==== DATA LINES

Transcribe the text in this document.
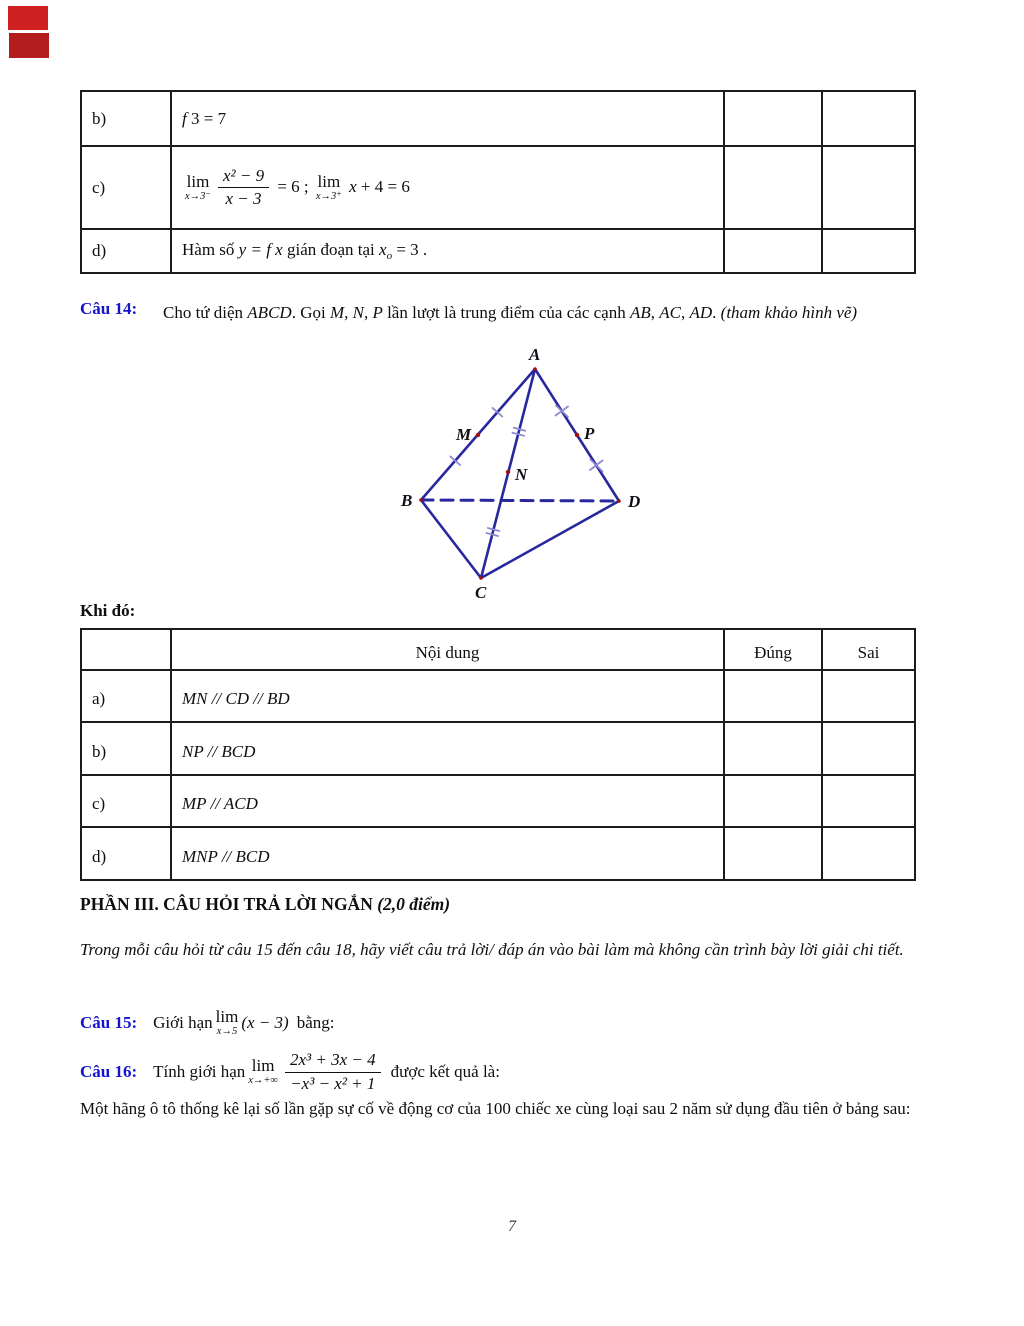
b)	f 3 = 7		
c)	lim
$x\to 3^- \frac{\text{x² − 9}}{x - 3} = 6$ ; lim
x→3⁺
x + 4 = 6		
d)	Hàm số y = f x gián đoạn tại $x_o = 3$ .		
Câu 14:	Cho tứ diện ABCD. Gọi M, N, P lần lượt là trung điểm của các cạnh AB, AC, AD. (tham khảo hình vẽ)
A
B
C
D
M
N
P
Khi đó:
	Nội dung	Đúng	Sai
a)	MN // CD // BD		
b)	NP // BCD		
c)	MP // ACD		
d)	MNP // BCD		
PHẦN III. CÂU HỎI TRẢ LỜI NGẮN (2,0 điểm)

Trong mỗi câu hỏi từ câu 15 đến câu 18, hãy viết câu trả lời/ đáp án vào bài làm mà không cần trình bày lời giải chi tiết.

Câu 15: Giới hạn lim
x→5 (x − 3) bằng:
Câu 16: Tính giới hạn lim
$x\to+\infty \frac{\text{2x³ + 3x − 4}}{\text{−x³ − x² + 1}}$ được kết quả là:

Một hãng ô tô thống kê lại số lần gặp sự cố về động cơ của 100 chiếc xe cùng loại sau 2 năm sử dụng đầu tiên ở bảng sau:

7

========

■ **TASK STATEMENT**
Every record above should be written out again exactly; the pictures stay out of the copy.

■ **RESPONSE**
Transcribe the text in this document.
b)	f 3 = 7		
c)	lim
$x\to 3^- \frac{\text{x² − 9}}{x - 3} = 6$ ; lim
x→3⁺
x + 4 = 6		
d)	Hàm số y = f x gián đoạn tại $x_o = 3$ .		
Câu 14:	Cho tứ diện ABCD. Gọi M, N, P lần lượt là trung điểm của các cạnh AB, AC, AD. (tham khảo hình vẽ)
A
B
C
D
M
N
P
Khi đó:
	Nội dung	Đúng	Sai
a)	MN // CD // BD		
b)	NP // BCD		
c)	MP // ACD		
d)	MNP // BCD		
PHẦN III. CÂU HỎI TRẢ LỜI NGẮN (2,0 điểm)

Trong mỗi câu hỏi từ câu 15 đến câu 18, hãy viết câu trả lời/ đáp án vào bài làm mà không cần trình bày lời giải chi tiết.

Câu 15: Giới hạn lim
x→5 (x − 3) bằng:
Câu 16: Tính giới hạn lim
$x\to+\infty \frac{\text{2x³ + 3x − 4}}{\text{−x³ − x² + 1}}$ được kết quả là:

Một hãng ô tô thống kê lại số lần gặp sự cố về động cơ của 100 chiếc xe cùng loại sau 2 năm sử dụng đầu tiên ở bảng sau:

7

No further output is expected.